**RECORDS TO PROCESS**.
● ● ●

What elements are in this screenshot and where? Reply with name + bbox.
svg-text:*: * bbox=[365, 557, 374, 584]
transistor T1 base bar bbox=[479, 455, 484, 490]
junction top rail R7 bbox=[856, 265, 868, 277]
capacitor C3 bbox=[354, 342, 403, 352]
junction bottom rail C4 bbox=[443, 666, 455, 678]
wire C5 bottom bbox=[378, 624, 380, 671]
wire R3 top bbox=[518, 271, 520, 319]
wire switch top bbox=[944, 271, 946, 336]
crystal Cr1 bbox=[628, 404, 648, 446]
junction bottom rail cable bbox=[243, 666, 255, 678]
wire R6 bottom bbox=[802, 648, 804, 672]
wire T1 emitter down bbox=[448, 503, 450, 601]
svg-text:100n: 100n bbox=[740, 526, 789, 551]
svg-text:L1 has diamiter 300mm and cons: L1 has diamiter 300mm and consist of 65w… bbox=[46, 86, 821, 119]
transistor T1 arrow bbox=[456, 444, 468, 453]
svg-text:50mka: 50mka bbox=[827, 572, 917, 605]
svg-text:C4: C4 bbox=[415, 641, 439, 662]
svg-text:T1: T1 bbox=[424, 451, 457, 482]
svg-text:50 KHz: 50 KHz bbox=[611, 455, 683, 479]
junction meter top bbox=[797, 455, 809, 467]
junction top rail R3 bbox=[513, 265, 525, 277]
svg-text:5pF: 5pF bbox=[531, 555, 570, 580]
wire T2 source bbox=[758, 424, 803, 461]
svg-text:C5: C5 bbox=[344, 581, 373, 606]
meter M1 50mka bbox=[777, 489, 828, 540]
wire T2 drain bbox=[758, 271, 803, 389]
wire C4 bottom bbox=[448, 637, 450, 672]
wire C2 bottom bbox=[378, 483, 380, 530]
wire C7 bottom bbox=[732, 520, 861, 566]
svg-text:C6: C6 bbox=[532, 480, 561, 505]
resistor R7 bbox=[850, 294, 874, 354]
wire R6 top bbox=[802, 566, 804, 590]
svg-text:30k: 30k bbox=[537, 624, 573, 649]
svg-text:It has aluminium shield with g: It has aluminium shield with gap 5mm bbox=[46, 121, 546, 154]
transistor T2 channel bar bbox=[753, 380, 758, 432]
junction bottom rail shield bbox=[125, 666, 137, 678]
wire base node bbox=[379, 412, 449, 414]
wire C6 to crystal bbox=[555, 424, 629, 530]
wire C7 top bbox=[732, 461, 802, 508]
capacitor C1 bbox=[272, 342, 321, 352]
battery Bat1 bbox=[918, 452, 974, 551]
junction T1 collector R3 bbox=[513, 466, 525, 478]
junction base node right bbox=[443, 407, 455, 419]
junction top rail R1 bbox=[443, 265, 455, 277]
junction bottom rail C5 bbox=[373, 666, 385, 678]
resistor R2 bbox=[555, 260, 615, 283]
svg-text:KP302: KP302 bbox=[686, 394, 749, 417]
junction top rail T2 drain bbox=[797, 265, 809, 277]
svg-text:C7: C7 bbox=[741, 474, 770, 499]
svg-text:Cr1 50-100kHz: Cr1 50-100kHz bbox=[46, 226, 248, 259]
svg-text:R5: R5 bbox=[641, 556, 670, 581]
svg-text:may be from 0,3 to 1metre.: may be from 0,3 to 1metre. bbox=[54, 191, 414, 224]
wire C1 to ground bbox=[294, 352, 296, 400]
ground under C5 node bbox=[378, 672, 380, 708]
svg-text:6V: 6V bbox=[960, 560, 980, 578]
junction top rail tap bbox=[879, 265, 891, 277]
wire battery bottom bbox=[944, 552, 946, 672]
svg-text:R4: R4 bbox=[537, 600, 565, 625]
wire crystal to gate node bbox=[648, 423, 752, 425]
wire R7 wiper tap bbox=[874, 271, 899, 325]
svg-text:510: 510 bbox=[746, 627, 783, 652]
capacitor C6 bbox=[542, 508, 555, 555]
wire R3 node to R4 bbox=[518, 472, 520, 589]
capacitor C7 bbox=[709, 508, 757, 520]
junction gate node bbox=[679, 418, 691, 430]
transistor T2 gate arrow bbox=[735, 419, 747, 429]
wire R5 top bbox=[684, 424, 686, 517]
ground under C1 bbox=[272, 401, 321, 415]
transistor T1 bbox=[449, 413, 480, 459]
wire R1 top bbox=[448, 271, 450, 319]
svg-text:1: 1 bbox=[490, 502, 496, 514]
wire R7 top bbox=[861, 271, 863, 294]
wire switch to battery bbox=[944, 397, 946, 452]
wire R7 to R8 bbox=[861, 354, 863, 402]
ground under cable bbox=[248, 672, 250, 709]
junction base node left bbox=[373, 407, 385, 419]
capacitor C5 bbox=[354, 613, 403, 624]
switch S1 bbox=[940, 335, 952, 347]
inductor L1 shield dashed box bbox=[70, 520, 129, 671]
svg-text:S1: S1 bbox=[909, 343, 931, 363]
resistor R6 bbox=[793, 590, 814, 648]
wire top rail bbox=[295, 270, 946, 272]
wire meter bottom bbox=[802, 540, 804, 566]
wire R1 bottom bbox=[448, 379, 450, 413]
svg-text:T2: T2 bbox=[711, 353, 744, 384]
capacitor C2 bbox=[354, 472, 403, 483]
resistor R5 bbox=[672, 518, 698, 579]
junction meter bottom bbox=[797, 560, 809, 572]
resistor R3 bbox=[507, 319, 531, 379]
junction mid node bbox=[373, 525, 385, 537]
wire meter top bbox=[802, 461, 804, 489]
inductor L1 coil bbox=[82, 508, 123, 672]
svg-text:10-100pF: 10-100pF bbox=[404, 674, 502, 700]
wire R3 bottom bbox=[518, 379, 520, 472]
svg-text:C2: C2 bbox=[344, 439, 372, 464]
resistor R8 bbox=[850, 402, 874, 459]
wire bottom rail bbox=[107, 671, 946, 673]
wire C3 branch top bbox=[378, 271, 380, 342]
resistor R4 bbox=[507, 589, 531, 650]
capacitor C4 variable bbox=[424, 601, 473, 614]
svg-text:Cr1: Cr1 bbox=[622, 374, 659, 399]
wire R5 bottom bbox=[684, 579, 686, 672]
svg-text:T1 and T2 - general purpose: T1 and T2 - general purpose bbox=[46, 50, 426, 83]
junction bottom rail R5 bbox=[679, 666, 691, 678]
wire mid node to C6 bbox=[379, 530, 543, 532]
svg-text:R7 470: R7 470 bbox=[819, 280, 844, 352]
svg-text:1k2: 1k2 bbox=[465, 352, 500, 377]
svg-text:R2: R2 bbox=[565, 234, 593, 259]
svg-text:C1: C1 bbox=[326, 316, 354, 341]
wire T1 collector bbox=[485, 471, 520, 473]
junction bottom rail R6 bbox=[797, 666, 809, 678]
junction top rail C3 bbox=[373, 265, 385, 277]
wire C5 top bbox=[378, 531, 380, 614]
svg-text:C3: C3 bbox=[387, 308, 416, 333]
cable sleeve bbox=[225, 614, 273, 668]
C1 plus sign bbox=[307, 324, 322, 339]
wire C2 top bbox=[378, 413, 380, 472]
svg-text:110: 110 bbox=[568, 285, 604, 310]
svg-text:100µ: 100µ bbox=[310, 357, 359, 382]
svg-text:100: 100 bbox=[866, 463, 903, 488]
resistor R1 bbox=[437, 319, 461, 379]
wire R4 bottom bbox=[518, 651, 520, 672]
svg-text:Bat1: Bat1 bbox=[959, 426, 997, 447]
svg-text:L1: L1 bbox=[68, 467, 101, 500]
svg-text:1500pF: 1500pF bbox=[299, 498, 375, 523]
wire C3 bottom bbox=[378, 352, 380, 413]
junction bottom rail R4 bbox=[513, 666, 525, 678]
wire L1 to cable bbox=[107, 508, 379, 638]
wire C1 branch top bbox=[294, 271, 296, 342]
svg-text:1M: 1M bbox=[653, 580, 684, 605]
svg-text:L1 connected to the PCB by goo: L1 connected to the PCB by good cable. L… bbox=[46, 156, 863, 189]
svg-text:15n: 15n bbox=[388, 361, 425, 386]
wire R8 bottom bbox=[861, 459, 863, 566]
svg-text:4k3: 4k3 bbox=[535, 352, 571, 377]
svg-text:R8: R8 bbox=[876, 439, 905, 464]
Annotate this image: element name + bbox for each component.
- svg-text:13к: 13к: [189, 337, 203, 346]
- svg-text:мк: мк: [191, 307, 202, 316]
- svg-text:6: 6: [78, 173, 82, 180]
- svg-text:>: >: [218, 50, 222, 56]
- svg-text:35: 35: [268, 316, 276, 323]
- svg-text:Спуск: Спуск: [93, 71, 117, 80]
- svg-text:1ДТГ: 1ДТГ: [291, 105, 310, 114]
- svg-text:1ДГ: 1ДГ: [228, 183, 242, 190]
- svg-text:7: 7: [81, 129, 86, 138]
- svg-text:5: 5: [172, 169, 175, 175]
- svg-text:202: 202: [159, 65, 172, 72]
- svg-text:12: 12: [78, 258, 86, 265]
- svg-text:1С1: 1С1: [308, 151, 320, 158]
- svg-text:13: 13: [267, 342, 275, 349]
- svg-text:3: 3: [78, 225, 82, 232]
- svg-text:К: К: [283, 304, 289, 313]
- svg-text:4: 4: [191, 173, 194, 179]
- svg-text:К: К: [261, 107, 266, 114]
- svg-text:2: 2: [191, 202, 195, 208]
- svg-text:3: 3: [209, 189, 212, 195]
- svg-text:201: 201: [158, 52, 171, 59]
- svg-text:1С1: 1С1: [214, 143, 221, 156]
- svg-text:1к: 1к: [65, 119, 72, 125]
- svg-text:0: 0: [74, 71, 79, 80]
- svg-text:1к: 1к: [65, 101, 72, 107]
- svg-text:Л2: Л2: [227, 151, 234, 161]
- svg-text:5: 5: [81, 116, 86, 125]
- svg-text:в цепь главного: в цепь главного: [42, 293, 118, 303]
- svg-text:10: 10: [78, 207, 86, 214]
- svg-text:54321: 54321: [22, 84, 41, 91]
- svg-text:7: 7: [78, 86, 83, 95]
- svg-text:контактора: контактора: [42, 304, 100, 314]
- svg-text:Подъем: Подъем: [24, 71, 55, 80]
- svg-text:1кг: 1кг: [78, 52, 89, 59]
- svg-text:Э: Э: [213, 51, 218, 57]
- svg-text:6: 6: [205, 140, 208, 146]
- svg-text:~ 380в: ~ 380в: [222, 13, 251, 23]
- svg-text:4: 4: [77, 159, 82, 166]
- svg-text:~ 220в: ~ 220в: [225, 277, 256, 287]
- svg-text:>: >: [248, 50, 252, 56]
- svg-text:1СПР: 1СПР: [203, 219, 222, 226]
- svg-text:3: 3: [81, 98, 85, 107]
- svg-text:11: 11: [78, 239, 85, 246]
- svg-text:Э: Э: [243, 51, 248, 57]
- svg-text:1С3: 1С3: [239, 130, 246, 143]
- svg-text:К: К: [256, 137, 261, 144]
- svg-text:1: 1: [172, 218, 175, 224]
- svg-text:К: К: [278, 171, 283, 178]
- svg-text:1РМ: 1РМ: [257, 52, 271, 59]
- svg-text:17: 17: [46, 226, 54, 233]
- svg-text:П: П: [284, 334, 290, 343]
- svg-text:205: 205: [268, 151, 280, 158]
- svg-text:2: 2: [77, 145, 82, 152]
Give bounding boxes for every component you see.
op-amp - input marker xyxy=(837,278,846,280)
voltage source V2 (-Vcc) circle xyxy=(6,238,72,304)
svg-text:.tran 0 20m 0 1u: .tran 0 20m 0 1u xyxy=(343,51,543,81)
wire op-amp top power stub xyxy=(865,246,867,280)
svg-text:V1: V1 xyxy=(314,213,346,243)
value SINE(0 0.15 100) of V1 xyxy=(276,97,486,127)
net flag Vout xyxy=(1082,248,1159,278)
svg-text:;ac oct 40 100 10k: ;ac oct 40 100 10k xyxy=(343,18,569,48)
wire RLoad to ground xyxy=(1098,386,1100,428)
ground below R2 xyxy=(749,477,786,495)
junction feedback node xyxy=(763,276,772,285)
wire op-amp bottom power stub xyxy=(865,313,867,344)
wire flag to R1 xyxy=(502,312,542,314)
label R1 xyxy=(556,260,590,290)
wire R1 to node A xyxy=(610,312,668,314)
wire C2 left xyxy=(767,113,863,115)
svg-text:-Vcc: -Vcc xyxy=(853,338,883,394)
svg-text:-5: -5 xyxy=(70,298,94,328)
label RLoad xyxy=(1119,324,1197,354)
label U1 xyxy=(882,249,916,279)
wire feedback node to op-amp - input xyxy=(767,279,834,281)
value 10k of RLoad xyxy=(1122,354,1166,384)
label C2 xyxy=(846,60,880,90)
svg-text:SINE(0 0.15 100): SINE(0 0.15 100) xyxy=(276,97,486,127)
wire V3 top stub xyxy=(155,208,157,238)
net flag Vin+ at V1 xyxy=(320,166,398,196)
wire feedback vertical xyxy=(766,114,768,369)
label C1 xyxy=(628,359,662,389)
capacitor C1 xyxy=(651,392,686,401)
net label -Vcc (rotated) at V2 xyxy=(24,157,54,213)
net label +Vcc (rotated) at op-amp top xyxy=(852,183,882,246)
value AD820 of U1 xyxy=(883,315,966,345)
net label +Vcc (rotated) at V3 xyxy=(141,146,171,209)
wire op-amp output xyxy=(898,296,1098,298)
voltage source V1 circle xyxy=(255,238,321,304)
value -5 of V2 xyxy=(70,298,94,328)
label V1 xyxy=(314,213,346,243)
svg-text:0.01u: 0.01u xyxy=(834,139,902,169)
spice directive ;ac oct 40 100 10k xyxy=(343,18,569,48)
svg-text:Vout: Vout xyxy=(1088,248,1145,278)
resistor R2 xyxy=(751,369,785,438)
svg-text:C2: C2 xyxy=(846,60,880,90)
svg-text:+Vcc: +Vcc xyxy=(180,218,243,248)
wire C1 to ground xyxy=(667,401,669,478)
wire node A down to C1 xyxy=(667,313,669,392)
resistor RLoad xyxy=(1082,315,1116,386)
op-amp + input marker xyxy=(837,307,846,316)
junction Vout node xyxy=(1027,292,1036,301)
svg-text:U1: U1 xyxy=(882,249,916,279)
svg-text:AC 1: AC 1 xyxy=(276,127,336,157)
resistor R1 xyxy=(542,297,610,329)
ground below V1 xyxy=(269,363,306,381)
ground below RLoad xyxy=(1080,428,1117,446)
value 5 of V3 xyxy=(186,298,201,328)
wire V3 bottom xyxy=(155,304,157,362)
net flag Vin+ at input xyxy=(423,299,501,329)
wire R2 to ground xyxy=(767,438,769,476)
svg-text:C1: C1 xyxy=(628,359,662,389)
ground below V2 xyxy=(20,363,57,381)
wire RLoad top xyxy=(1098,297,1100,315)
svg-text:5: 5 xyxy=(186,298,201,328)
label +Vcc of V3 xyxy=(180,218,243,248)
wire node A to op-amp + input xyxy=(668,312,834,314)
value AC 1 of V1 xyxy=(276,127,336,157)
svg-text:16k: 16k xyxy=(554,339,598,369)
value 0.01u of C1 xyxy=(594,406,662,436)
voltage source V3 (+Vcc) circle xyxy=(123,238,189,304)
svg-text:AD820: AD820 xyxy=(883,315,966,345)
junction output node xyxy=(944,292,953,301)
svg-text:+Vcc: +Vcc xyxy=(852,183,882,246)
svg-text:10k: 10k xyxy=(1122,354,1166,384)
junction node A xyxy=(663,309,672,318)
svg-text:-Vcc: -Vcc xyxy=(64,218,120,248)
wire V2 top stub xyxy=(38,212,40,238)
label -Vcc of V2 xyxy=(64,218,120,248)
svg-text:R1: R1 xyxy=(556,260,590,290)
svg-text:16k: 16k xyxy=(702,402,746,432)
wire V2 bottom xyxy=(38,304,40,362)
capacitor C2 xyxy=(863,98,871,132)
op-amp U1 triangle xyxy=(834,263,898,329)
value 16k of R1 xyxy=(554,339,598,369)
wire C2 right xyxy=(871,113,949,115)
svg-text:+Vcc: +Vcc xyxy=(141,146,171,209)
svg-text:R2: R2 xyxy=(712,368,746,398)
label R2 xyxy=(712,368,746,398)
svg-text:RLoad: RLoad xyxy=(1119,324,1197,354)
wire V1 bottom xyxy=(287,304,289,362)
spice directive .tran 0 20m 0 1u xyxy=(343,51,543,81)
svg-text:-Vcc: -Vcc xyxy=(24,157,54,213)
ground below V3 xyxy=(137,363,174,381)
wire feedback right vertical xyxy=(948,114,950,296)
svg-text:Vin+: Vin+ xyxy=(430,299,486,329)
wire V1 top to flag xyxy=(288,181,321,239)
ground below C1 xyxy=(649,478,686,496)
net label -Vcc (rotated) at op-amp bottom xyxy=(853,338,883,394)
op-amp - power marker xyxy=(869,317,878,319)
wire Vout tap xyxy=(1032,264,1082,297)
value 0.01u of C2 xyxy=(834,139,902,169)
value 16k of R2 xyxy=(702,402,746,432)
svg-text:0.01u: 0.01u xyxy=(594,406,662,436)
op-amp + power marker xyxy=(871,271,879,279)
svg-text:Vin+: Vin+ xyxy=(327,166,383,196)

● ● ●

Reproduce verbatim the data from its first line through the line containing "svg-text:50mka: 50mka bbox=[827, 572, 917, 605]", including both ends.

**RIGHT ANSWER**.
What elements are in this screenshot and where? Reply with name + bbox.
svg-text:*: * bbox=[365, 557, 374, 584]
transistor T1 base bar bbox=[479, 455, 484, 490]
junction top rail R7 bbox=[856, 265, 868, 277]
capacitor C3 bbox=[354, 342, 403, 352]
junction bottom rail C4 bbox=[443, 666, 455, 678]
wire C5 bottom bbox=[378, 624, 380, 671]
wire R3 top bbox=[518, 271, 520, 319]
wire switch top bbox=[944, 271, 946, 336]
crystal Cr1 bbox=[628, 404, 648, 446]
junction bottom rail cable bbox=[243, 666, 255, 678]
wire R6 bottom bbox=[802, 648, 804, 672]
wire T1 emitter down bbox=[448, 503, 450, 601]
svg-text:100n: 100n bbox=[740, 526, 789, 551]
svg-text:L1 has diamiter 300mm and cons: L1 has diamiter 300mm and consist of 65w… bbox=[46, 86, 821, 119]
transistor T1 arrow bbox=[456, 444, 468, 453]
svg-text:50mka: 50mka bbox=[827, 572, 917, 605]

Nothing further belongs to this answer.